Texto de estudo
------------

Esses dias parados também podem ser descontados no salário dos professores, se não forem repostos?

Também há essa situação. Mas quero deixar claro que sou sempre à favor do diálogo, que é a melhor alternativa. Estamos caminhando para sensibilizar a diretoria do Sinpro. Sou professora de carreira, sou sindicalizada, entendo a luta deles, mas a gente quer retomar as aulas para continuar a discussão sobre a melhoria no salário da categoria. Eles querem um plano de cargos que tenha incorporação da Gaped, que é uma Gratificação de Atividade Pedagógica, e várias coisas que colocaram no plano. Tem a Lei de Responsabilidade Fiscal, e o governo não pode ser irresponsável de conceder um reajuste e, lá na frente, gerar prejuízo para ele e para os próximos, de algo que ultrapassa a lei. Qualquer 1% de uma categoria grande como a dos profissionais de educação, o reflexo é muito alto. Hoje, temos uma folha salarial de R$ 10 bilhões por ano na educação.

------------

Tarefas a realizar
[1] Transcreva do texto sobre o salário dos professores tudo o que vai de "Também há essa" até "ano na educação.".
[2] De acordo com o texto sobre o salário dos professores, qual é o valor anual da folha salarial da educação?

(Itens do conjunto de dados)
------------

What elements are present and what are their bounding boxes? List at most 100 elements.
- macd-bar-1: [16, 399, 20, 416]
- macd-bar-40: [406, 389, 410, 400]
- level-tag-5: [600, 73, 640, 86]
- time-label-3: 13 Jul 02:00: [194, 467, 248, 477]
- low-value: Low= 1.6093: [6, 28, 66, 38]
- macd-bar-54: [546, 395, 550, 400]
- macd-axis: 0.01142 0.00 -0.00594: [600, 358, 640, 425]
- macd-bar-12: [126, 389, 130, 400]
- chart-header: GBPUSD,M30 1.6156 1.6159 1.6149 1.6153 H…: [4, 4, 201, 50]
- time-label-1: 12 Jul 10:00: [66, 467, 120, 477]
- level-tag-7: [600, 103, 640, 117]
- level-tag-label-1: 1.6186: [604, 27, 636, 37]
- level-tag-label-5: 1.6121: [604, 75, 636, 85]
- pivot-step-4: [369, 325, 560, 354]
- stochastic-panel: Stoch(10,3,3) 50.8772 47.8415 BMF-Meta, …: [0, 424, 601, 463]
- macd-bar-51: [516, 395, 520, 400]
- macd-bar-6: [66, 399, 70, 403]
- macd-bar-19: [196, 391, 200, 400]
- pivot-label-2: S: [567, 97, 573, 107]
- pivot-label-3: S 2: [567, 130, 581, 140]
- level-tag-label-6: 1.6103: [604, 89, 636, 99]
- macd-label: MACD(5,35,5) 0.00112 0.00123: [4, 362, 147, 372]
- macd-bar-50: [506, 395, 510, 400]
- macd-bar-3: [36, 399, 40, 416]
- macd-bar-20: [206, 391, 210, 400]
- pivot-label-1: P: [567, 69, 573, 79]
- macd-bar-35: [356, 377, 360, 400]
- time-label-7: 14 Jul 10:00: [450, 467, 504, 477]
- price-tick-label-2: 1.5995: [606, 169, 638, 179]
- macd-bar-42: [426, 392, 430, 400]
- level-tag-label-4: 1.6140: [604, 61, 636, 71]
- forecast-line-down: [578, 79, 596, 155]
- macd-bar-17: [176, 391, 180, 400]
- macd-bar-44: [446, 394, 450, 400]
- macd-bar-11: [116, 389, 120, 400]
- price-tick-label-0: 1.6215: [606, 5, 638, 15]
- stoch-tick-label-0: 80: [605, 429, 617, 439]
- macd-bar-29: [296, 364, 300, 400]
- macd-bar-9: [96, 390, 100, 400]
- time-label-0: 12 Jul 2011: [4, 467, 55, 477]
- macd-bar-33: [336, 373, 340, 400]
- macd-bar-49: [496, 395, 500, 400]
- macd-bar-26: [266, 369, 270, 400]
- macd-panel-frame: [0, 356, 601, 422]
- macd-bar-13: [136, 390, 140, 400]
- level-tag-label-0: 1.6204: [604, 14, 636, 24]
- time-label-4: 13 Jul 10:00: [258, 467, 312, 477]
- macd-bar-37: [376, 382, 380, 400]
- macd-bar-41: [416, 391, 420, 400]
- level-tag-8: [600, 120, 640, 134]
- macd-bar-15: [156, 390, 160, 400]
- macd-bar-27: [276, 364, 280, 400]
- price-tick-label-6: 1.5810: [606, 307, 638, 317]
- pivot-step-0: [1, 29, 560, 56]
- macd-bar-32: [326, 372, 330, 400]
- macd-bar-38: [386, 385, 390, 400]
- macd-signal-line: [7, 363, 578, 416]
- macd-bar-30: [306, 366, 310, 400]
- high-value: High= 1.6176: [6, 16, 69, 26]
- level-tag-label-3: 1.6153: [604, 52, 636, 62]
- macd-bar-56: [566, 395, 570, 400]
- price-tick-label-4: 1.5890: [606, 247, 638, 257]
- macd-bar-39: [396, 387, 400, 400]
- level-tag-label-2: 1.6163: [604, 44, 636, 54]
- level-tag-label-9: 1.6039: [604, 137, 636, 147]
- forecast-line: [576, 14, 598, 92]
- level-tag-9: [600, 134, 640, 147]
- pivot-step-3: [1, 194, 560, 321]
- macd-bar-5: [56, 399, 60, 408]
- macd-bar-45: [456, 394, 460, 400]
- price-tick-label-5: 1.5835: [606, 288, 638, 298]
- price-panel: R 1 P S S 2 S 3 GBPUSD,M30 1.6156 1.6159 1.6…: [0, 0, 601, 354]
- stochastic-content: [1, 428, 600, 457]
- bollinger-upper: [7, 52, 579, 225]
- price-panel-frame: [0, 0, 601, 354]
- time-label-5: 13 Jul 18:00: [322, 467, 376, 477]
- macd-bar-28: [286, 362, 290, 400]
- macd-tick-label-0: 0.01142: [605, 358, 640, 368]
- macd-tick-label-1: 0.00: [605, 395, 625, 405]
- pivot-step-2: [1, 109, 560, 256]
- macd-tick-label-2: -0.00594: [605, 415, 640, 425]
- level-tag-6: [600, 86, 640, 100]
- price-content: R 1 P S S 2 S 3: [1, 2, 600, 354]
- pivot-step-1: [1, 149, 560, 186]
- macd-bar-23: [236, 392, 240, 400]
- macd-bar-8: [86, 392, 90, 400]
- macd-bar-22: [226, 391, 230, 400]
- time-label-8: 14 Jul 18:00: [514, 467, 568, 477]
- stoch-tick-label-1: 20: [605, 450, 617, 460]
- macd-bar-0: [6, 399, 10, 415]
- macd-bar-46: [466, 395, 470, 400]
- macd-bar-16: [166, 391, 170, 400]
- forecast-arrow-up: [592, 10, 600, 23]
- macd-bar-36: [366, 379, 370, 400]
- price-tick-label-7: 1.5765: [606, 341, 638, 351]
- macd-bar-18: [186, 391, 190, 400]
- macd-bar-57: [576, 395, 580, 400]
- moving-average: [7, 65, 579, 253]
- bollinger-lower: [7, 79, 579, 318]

------------

Resolução dos exercícios
[1]
Também há essa situação. Mas quero deixar claro que sou sempre à favor do diálogo, que é a melhor alternativa. Estamos caminhando para sensibilizar a diretoria do Sinpro. Sou professora de carreira, sou sindicalizada, entendo a luta deles, mas a gente quer retomar as aulas para continuar a discussão sobre a melhoria no salário da categoria. Eles querem um plano de cargos que tenha incorporação da Gaped, que é uma Gratificação de Atividade Pedagógica, e várias coisas que colocaram no plano. Tem a Lei de Responsabilidade Fiscal, e o governo não pode ser irresponsável de conceder um reajuste e, lá na frente, gerar prejuízo para ele e para os próximos, de algo que ultrapassa a lei. Qualquer 1% de uma categoria grande como a dos profissionais de educação, o reflexo é muito alto. Hoje, temos uma folha salarial de R$ 10 bilhões por ano na educação.

[2] R$ 10 bilhões por ano.